GIVEN INSTRUCTION =
Edit the records below by replacing "Patent image size" with "Figure dimensions" and leaving everything else unchanged. Omit the pictures from your answer.
** Start STORED RECORDS **
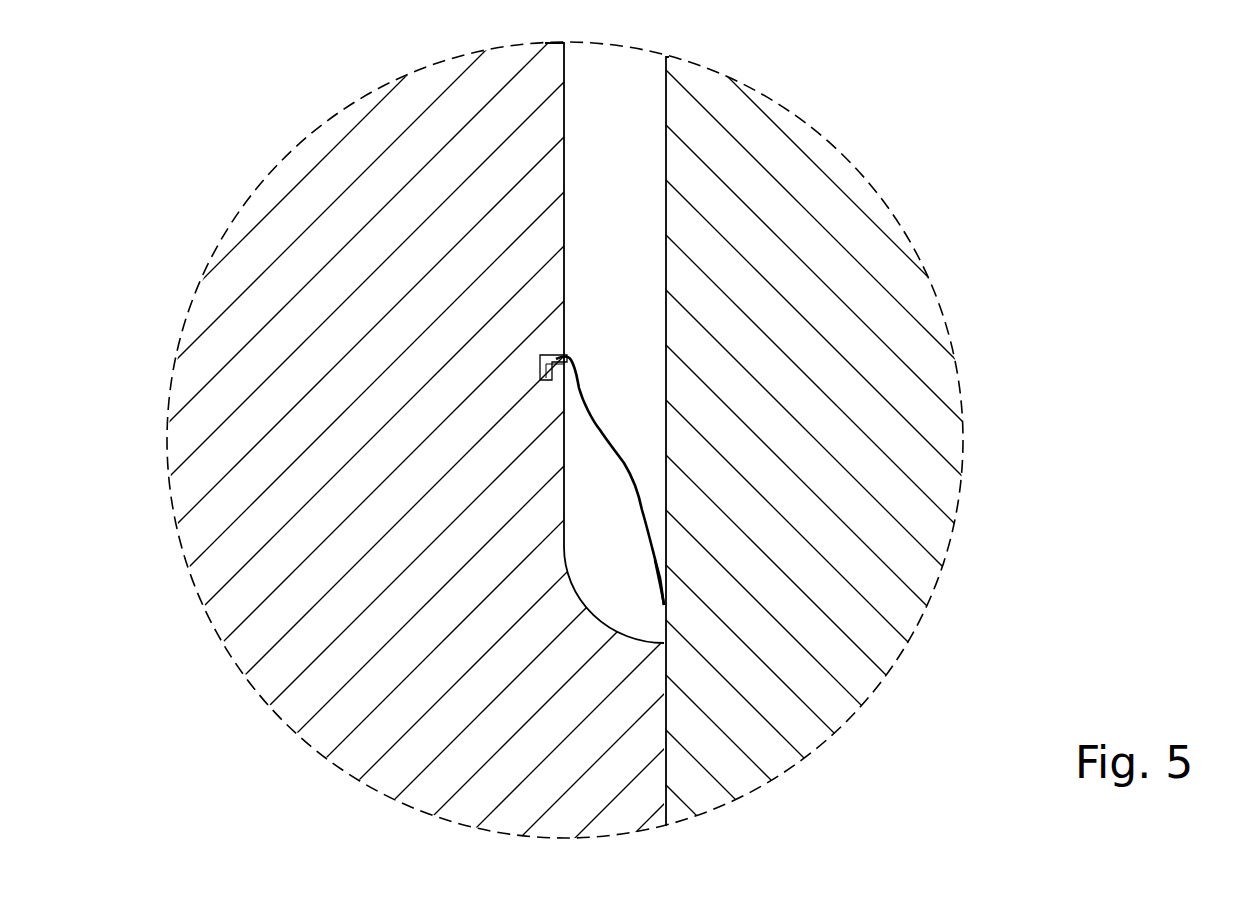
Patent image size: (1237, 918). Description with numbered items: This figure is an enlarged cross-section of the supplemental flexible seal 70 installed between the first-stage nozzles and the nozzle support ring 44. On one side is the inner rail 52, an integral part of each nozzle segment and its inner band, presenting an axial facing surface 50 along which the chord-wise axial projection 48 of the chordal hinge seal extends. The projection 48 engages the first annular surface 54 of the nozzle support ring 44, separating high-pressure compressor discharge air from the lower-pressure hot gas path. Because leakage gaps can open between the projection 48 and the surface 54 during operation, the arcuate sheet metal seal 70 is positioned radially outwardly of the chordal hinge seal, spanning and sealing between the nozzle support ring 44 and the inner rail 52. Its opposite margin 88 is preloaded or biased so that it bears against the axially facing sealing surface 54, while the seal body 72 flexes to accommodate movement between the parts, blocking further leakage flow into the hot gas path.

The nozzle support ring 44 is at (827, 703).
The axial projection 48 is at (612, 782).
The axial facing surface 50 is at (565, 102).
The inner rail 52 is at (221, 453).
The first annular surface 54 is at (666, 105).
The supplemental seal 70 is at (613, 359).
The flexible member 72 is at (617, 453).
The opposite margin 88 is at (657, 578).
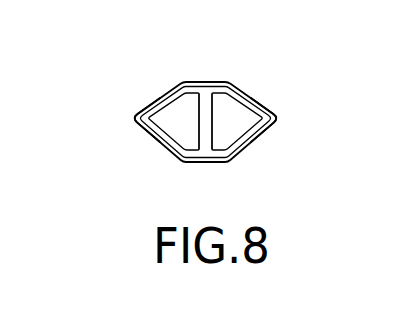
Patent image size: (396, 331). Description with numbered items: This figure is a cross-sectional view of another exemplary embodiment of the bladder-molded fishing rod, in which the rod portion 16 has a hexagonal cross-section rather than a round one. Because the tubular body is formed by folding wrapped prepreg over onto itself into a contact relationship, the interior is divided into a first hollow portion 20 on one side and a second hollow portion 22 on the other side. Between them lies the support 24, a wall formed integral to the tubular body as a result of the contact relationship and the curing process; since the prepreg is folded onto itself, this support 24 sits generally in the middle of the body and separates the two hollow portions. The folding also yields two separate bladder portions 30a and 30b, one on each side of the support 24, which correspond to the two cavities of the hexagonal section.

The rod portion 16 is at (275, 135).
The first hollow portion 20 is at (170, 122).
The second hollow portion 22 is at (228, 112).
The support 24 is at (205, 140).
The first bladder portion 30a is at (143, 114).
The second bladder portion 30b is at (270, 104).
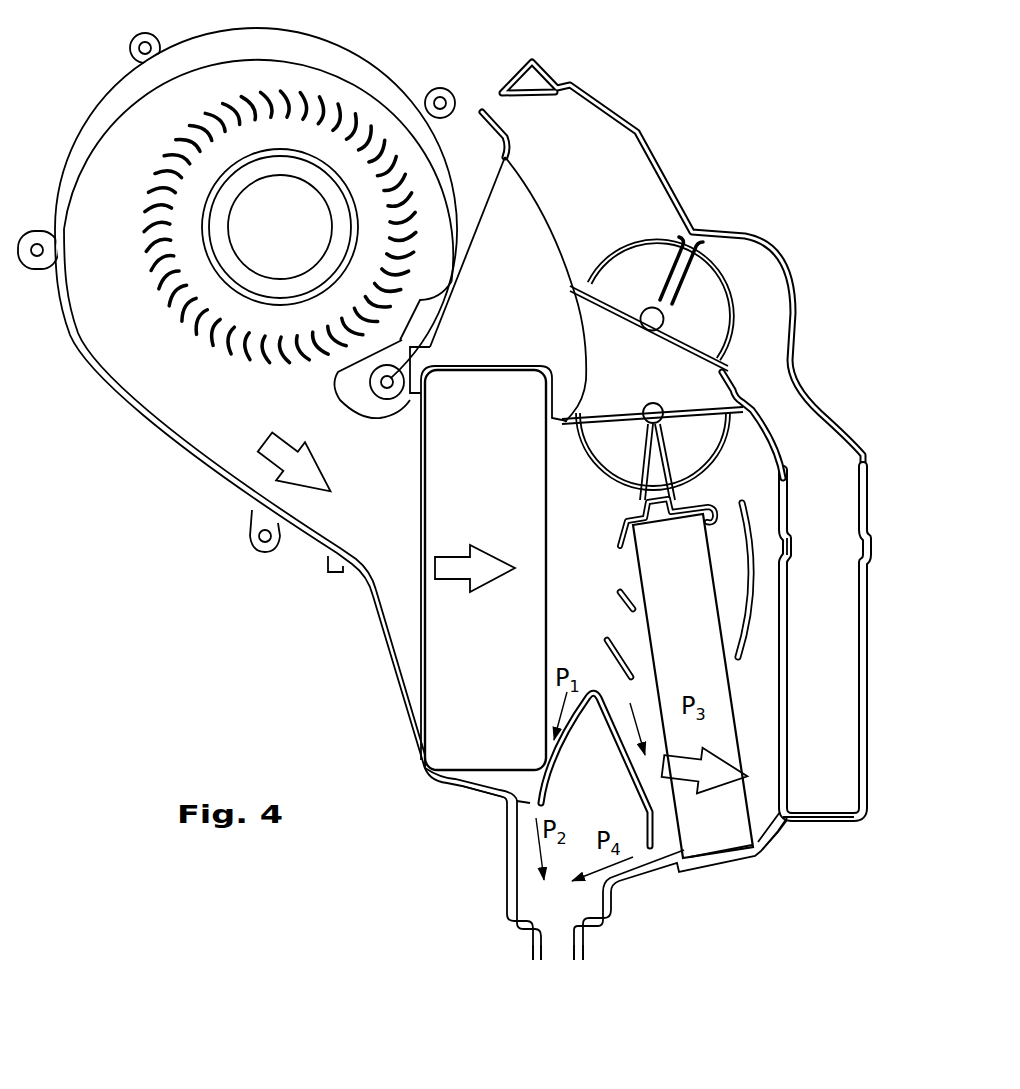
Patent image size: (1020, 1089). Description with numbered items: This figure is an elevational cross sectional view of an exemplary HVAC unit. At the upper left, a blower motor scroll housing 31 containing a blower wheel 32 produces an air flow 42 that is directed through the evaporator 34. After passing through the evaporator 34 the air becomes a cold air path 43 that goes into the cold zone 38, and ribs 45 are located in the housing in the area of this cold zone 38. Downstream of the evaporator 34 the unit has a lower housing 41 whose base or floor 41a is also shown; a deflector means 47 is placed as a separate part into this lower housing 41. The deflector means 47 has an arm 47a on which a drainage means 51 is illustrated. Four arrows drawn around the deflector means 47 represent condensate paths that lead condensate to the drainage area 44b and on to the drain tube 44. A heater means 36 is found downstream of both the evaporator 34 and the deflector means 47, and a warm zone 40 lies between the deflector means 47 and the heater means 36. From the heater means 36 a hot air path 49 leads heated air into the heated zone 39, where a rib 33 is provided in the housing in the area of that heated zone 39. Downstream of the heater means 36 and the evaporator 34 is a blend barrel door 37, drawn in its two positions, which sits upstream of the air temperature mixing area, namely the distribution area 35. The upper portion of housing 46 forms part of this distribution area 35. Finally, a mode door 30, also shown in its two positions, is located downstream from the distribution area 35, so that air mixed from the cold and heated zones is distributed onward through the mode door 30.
** End STORED RECORDS **
CORRECT RESPONSE =
Figure dimensions: (1237, 918). Description with numbered items: This figure is an enlarged cross-section of the supplemental flexible seal 70 installed between the first-stage nozzles and the nozzle support ring 44. On one side is the inner rail 52, an integral part of each nozzle segment and its inner band, presenting an axial facing surface 50 along which the chord-wise axial projection 48 of the chordal hinge seal extends. The projection 48 engages the first annular surface 54 of the nozzle support ring 44, separating high-pressure compressor discharge air from the lower-pressure hot gas path. Because leakage gaps can open between the projection 48 and the surface 54 during operation, the arcuate sheet metal seal 70 is positioned radially outwardly of the chordal hinge seal, spanning and sealing between the nozzle support ring 44 and the inner rail 52. Its opposite margin 88 is preloaded or biased so that it bears against the axially facing sealing surface 54, while the seal body 72 flexes to accommodate movement between the parts, blocking further leakage flow into the hot gas path.

The nozzle support ring 44 is at (827, 703).
The axial projection 48 is at (612, 782).
The axial facing surface 50 is at (565, 102).
The inner rail 52 is at (221, 453).
The first annular surface 54 is at (666, 105).
The supplemental seal 70 is at (613, 359).
The flexible member 72 is at (617, 453).
The opposite margin 88 is at (657, 578).
Figure dimensions: (396, 331). Description with numbered items: This figure is a cross-sectional view of another exemplary embodiment of the bladder-molded fishing rod, in which the rod portion 16 has a hexagonal cross-section rather than a round one. Because the tubular body is formed by folding wrapped prepreg over onto itself into a contact relationship, the interior is divided into a first hollow portion 20 on one side and a second hollow portion 22 on the other side. Between them lies the support 24, a wall formed integral to the tubular body as a result of the contact relationship and the curing process; since the prepreg is folded onto itself, this support 24 sits generally in the middle of the body and separates the two hollow portions. The folding also yields two separate bladder portions 30a and 30b, one on each side of the support 24, which correspond to the two cavities of the hexagonal section.

The rod portion 16 is at (275, 135).
The first hollow portion 20 is at (170, 122).
The second hollow portion 22 is at (228, 112).
The support 24 is at (205, 140).
The first bladder portion 30a is at (143, 114).
The second bladder portion 30b is at (270, 104).
Figure dimensions: (1020, 1089). Description with numbered items: This figure is an elevational cross sectional view of an exemplary HVAC unit. At the upper left, a blower motor scroll housing 31 containing a blower wheel 32 produces an air flow 42 that is directed through the evaporator 34. After passing through the evaporator 34 the air becomes a cold air path 43 that goes into the cold zone 38, and ribs 45 are located in the housing in the area of this cold zone 38. Downstream of the evaporator 34 the unit has a lower housing 41 whose base or floor 41a is also shown; a deflector means 47 is placed as a separate part into this lower housing 41. The deflector means 47 has an arm 47a on which a drainage means 51 is illustrated. Four arrows drawn around the deflector means 47 represent condensate paths that lead condensate to the drainage area 44b and on to the drain tube 44. A heater means 36 is found downstream of both the evaporator 34 and the deflector means 47, and a warm zone 40 lies between the deflector means 47 and the heater means 36. From the heater means 36 a hot air path 49 leads heated air into the heated zone 39, where a rib 33 is provided in the housing in the area of that heated zone 39. Downstream of the heater means 36 and the evaporator 34 is a blend barrel door 37, drawn in its two positions, which sits upstream of the air temperature mixing area, namely the distribution area 35. The upper portion of housing 46 forms part of this distribution area 35. Finally, a mode door 30, also shown in its two positions, is located downstream from the distribution area 35, so that air mixed from the cold and heated zones is distributed onward through the mode door 30.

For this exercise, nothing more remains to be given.